Instructions to follow: Transcribe the whole listing exactly; the images stay out.
··········
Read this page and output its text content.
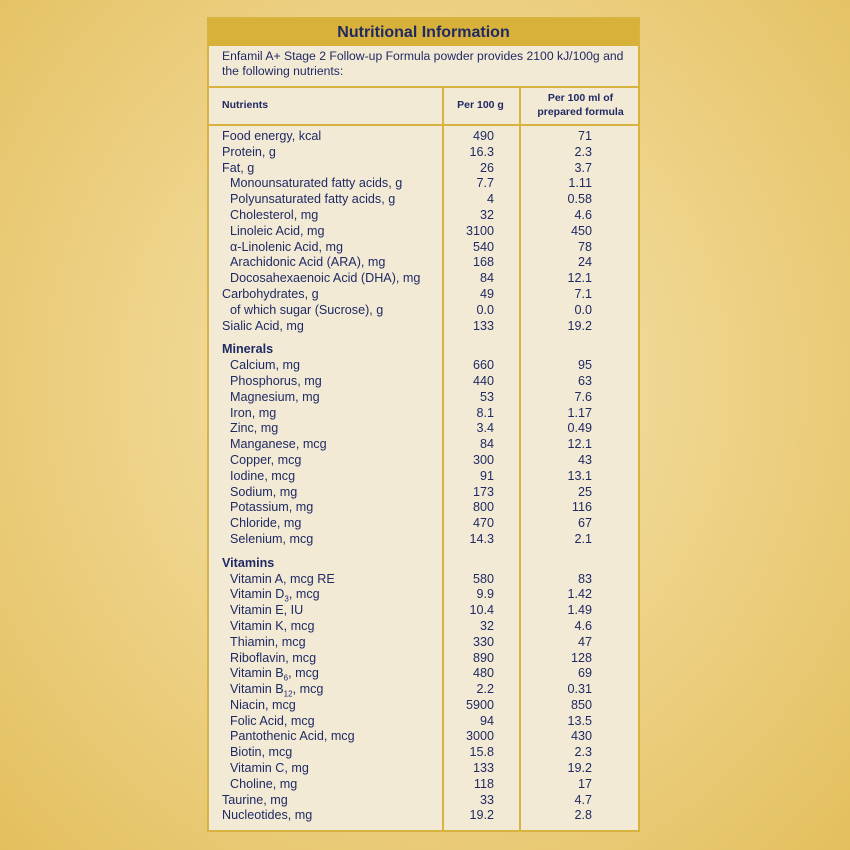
Nutritional Information
Enfamil A+ Stage 2 Follow-up Formula powder provides 2100 kJ/100g and the following nutrients:
Nutrients	Per 100 g
Per 100 ml of
prepared formula
Food energy, kcal	490	71
Protein, g	16.3	2.3
Fat, g	26	3.7
Monounsaturated fatty acids, g	7.7	1.11
Polyunsaturated fatty acids, g	4	0.58
Cholesterol, mg	32	4.6
Linoleic Acid, mg	3100	450
α-Linolenic Acid, mg	540	78
Arachidonic Acid (ARA), mg	168	24
Docosahexaenoic Acid (DHA), mg	84	12.1
Carbohydrates, g	49	7.1
of which sugar (Sucrose), g	0.0	0.0
Sialic Acid, mg	133	19.2
Minerals
Calcium, mg	660	95
Phosphorus, mg	440	63
Magnesium, mg	53	7.6
Iron, mg	8.1	1.17
Zinc, mg	3.4	0.49
Manganese, mcg	84	12.1
Copper, mcg	300	43
Iodine, mcg	91	13.1
Sodium, mg	173	25
Potassium, mg	800	116
Chloride, mg	470	67
Selenium, mcg	14.3	2.1
Vitamins
Vitamin A, mcg RE	580	83
Vitamin $D_3$, mcg	9.9	1.42
Vitamin E, IU	10.4	1.49
Vitamin K, mcg	32	4.6
Thiamin, mcg	330	47
Riboflavin, mcg	890	128
Vitamin $B_6$, mcg	480	69
Vitamin $B_{12}$, mcg	2.2	0.31
Niacin, mcg	5900	850
Folic Acid, mcg	94	13.5
Pantothenic Acid, mcg	3000	430
Biotin, mcg	15.8	2.3
Vitamin C, mg	133	19.2
Choline, mg	118	17
Taurine, mg	33	4.7
Nucleotides, mg	19.2	2.8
··········
Result of the exercise:
Read this page and output its text content.
Nutritional Information
Enfamil A+ Stage 2 Follow-up Formula powder provides 2100 kJ/100g and the following nutrients:
Nutrients	Per 100 g
Per 100 ml of
prepared formula
Food energy, kcal	490	71
Protein, g	16.3	2.3
Fat, g	26	3.7
Monounsaturated fatty acids, g	7.7	1.11
Polyunsaturated fatty acids, g	4	0.58
Cholesterol, mg	32	4.6
Linoleic Acid, mg	3100	450
α-Linolenic Acid, mg	540	78
Arachidonic Acid (ARA), mg	168	24
Docosahexaenoic Acid (DHA), mg	84	12.1
Carbohydrates, g	49	7.1
of which sugar (Sucrose), g	0.0	0.0
Sialic Acid, mg	133	19.2
Minerals
Calcium, mg	660	95
Phosphorus, mg	440	63
Magnesium, mg	53	7.6
Iron, mg	8.1	1.17
Zinc, mg	3.4	0.49
Manganese, mcg	84	12.1
Copper, mcg	300	43
Iodine, mcg	91	13.1
Sodium, mg	173	25
Potassium, mg	800	116
Chloride, mg	470	67
Selenium, mcg	14.3	2.1
Vitamins
Vitamin A, mcg RE	580	83
Vitamin $D_3$, mcg	9.9	1.42
Vitamin E, IU	10.4	1.49
Vitamin K, mcg	32	4.6
Thiamin, mcg	330	47
Riboflavin, mcg	890	128
Vitamin $B_6$, mcg	480	69
Vitamin $B_{12}$, mcg	2.2	0.31
Niacin, mcg	5900	850
Folic Acid, mcg	94	13.5
Pantothenic Acid, mcg	3000	430
Biotin, mcg	15.8	2.3
Vitamin C, mg	133	19.2
Choline, mg	118	17
Taurine, mg	33	4.7
Nucleotides, mg	19.2	2.8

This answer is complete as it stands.